Aim of the exercise
Transcribe the whole listing below without changing a word, but leave out every image.

******

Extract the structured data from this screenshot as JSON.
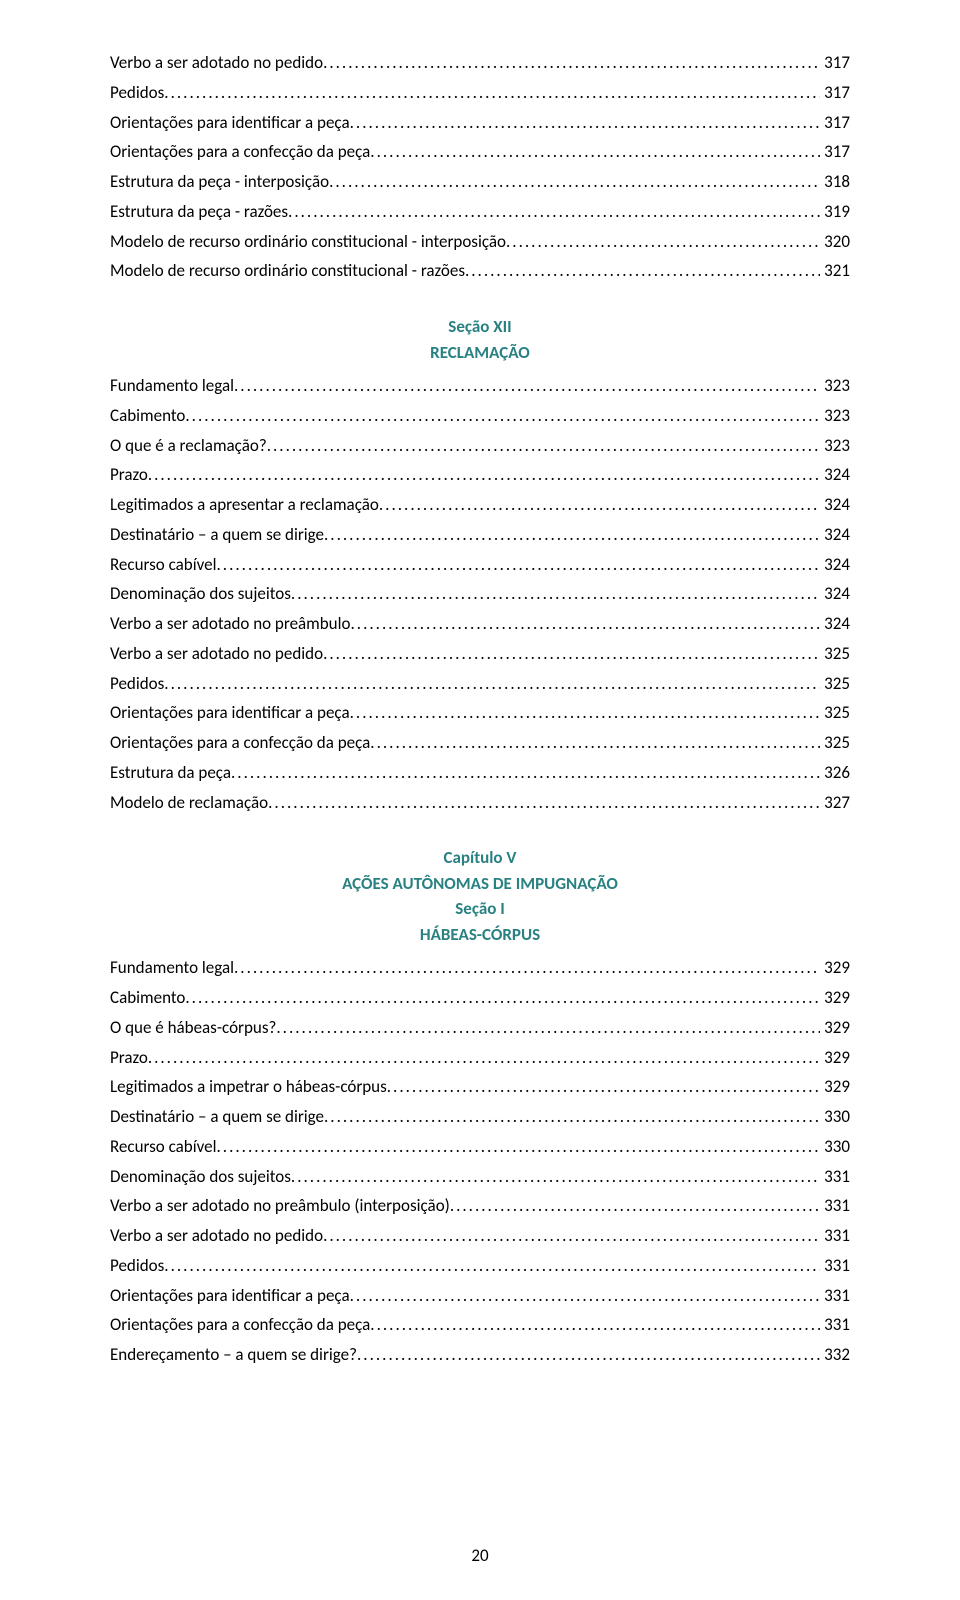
{
  "colors": {
    "text": "#000000",
    "accent": "#2a8182",
    "background": "#ffffff"
  },
  "typography": {
    "font_family": "Calibri",
    "body_fontsize_pt": 11,
    "heading_fontsize_pt": 11,
    "heading_weight": "bold",
    "line_height": 1.75
  },
  "page_number": "20",
  "blocks": [
    {
      "type": "toc",
      "items": [
        {
          "label": "Verbo a ser adotado no pedido",
          "page": "317"
        },
        {
          "label": "Pedidos",
          "page": "317"
        },
        {
          "label": "Orientações para identificar a peça",
          "page": "317"
        },
        {
          "label": "Orientações para a confecção da peça",
          "page": "317"
        },
        {
          "label": "Estrutura da peça  - interposição",
          "page": "318"
        },
        {
          "label": "Estrutura da peça  - razões",
          "page": "319"
        },
        {
          "label": "Modelo de recurso ordinário constitucional - interposição",
          "page": "320"
        },
        {
          "label": "Modelo de recurso ordinário constitucional - razões",
          "page": "321"
        }
      ]
    },
    {
      "type": "heading",
      "lines": [
        {
          "text": "Seção XII",
          "accent": true
        },
        {
          "text": "RECLAMAÇÃO",
          "accent": true
        }
      ]
    },
    {
      "type": "toc",
      "items": [
        {
          "label": "Fundamento legal",
          "page": "323"
        },
        {
          "label": "Cabimento",
          "page": "323"
        },
        {
          "label": "O que é a reclamação?",
          "page": "323"
        },
        {
          "label": "Prazo",
          "page": "324"
        },
        {
          "label": "Legitimados a apresentar a reclamação",
          "page": "324"
        },
        {
          "label": "Destinatário – a quem se dirige",
          "page": "324"
        },
        {
          "label": "Recurso cabível",
          "page": "324"
        },
        {
          "label": "Denominação dos sujeitos",
          "page": "324"
        },
        {
          "label": "Verbo a ser adotado no preâmbulo",
          "page": "324"
        },
        {
          "label": "Verbo a ser adotado no pedido",
          "page": "325"
        },
        {
          "label": "Pedidos",
          "page": "325"
        },
        {
          "label": "Orientações para identificar a peça",
          "page": "325"
        },
        {
          "label": "Orientações para a confecção da peça",
          "page": "325"
        },
        {
          "label": "Estrutura da peça ",
          "page": "326"
        },
        {
          "label": "Modelo de reclamação",
          "page": "327"
        }
      ]
    },
    {
      "type": "heading",
      "lines": [
        {
          "text": "Capítulo V",
          "accent": true
        },
        {
          "text": "AÇÕES AUTÔNOMAS DE IMPUGNAÇÃO",
          "accent": true
        },
        {
          "text": "Seção I",
          "accent": true
        },
        {
          "text": "HÁBEAS-CÓRPUS",
          "accent": true
        }
      ]
    },
    {
      "type": "toc",
      "items": [
        {
          "label": "Fundamento legal",
          "page": "329"
        },
        {
          "label": "Cabimento",
          "page": "329"
        },
        {
          "label": "O que é hábeas-córpus?",
          "page": "329"
        },
        {
          "label": "Prazo",
          "page": "329"
        },
        {
          "label": "Legitimados a impetrar o hábeas-córpus",
          "page": "329"
        },
        {
          "label": "Destinatário – a quem se dirige",
          "page": "330"
        },
        {
          "label": "Recurso cabível",
          "page": "330"
        },
        {
          "label": "Denominação dos sujeitos",
          "page": "331"
        },
        {
          "label": "Verbo a ser adotado no preâmbulo (interposição) ",
          "page": "331"
        },
        {
          "label": "Verbo a ser adotado no pedido",
          "page": "331"
        },
        {
          "label": "Pedidos",
          "page": "331"
        },
        {
          "label": "Orientações para identificar a peça",
          "page": "331"
        },
        {
          "label": "Orientações para a confecção da peça",
          "page": "331"
        },
        {
          "label": "Endereçamento – a quem se dirige?",
          "page": "332"
        }
      ]
    }
  ]
}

******

Solution to the exercise
Extract the structured data from this screenshot as JSON.
{
  "colors": {
    "text": "#000000",
    "accent": "#2a8182",
    "background": "#ffffff"
  },
  "typography": {
    "font_family": "Calibri",
    "body_fontsize_pt": 11,
    "heading_fontsize_pt": 11,
    "heading_weight": "bold",
    "line_height": 1.75
  },
  "page_number": "20",
  "blocks": [
    {
      "type": "toc",
      "items": [
        {
          "label": "Verbo a ser adotado no pedido",
          "page": "317"
        },
        {
          "label": "Pedidos",
          "page": "317"
        },
        {
          "label": "Orientações para identificar a peça",
          "page": "317"
        },
        {
          "label": "Orientações para a confecção da peça",
          "page": "317"
        },
        {
          "label": "Estrutura da peça  - interposição",
          "page": "318"
        },
        {
          "label": "Estrutura da peça  - razões",
          "page": "319"
        },
        {
          "label": "Modelo de recurso ordinário constitucional - interposição",
          "page": "320"
        },
        {
          "label": "Modelo de recurso ordinário constitucional - razões",
          "page": "321"
        }
      ]
    },
    {
      "type": "heading",
      "lines": [
        {
          "text": "Seção XII",
          "accent": true
        },
        {
          "text": "RECLAMAÇÃO",
          "accent": true
        }
      ]
    },
    {
      "type": "toc",
      "items": [
        {
          "label": "Fundamento legal",
          "page": "323"
        },
        {
          "label": "Cabimento",
          "page": "323"
        },
        {
          "label": "O que é a reclamação?",
          "page": "323"
        },
        {
          "label": "Prazo",
          "page": "324"
        },
        {
          "label": "Legitimados a apresentar a reclamação",
          "page": "324"
        },
        {
          "label": "Destinatário – a quem se dirige",
          "page": "324"
        },
        {
          "label": "Recurso cabível",
          "page": "324"
        },
        {
          "label": "Denominação dos sujeitos",
          "page": "324"
        },
        {
          "label": "Verbo a ser adotado no preâmbulo",
          "page": "324"
        },
        {
          "label": "Verbo a ser adotado no pedido",
          "page": "325"
        },
        {
          "label": "Pedidos",
          "page": "325"
        },
        {
          "label": "Orientações para identificar a peça",
          "page": "325"
        },
        {
          "label": "Orientações para a confecção da peça",
          "page": "325"
        },
        {
          "label": "Estrutura da peça ",
          "page": "326"
        },
        {
          "label": "Modelo de reclamação",
          "page": "327"
        }
      ]
    },
    {
      "type": "heading",
      "lines": [
        {
          "text": "Capítulo V",
          "accent": true
        },
        {
          "text": "AÇÕES AUTÔNOMAS DE IMPUGNAÇÃO",
          "accent": true
        },
        {
          "text": "Seção I",
          "accent": true
        },
        {
          "text": "HÁBEAS-CÓRPUS",
          "accent": true
        }
      ]
    },
    {
      "type": "toc",
      "items": [
        {
          "label": "Fundamento legal",
          "page": "329"
        },
        {
          "label": "Cabimento",
          "page": "329"
        },
        {
          "label": "O que é hábeas-córpus?",
          "page": "329"
        },
        {
          "label": "Prazo",
          "page": "329"
        },
        {
          "label": "Legitimados a impetrar o hábeas-córpus",
          "page": "329"
        },
        {
          "label": "Destinatário – a quem se dirige",
          "page": "330"
        },
        {
          "label": "Recurso cabível",
          "page": "330"
        },
        {
          "label": "Denominação dos sujeitos",
          "page": "331"
        },
        {
          "label": "Verbo a ser adotado no preâmbulo (interposição) ",
          "page": "331"
        },
        {
          "label": "Verbo a ser adotado no pedido",
          "page": "331"
        },
        {
          "label": "Pedidos",
          "page": "331"
        },
        {
          "label": "Orientações para identificar a peça",
          "page": "331"
        },
        {
          "label": "Orientações para a confecção da peça",
          "page": "331"
        },
        {
          "label": "Endereçamento – a quem se dirige?",
          "page": "332"
        }
      ]
    }
  ]
}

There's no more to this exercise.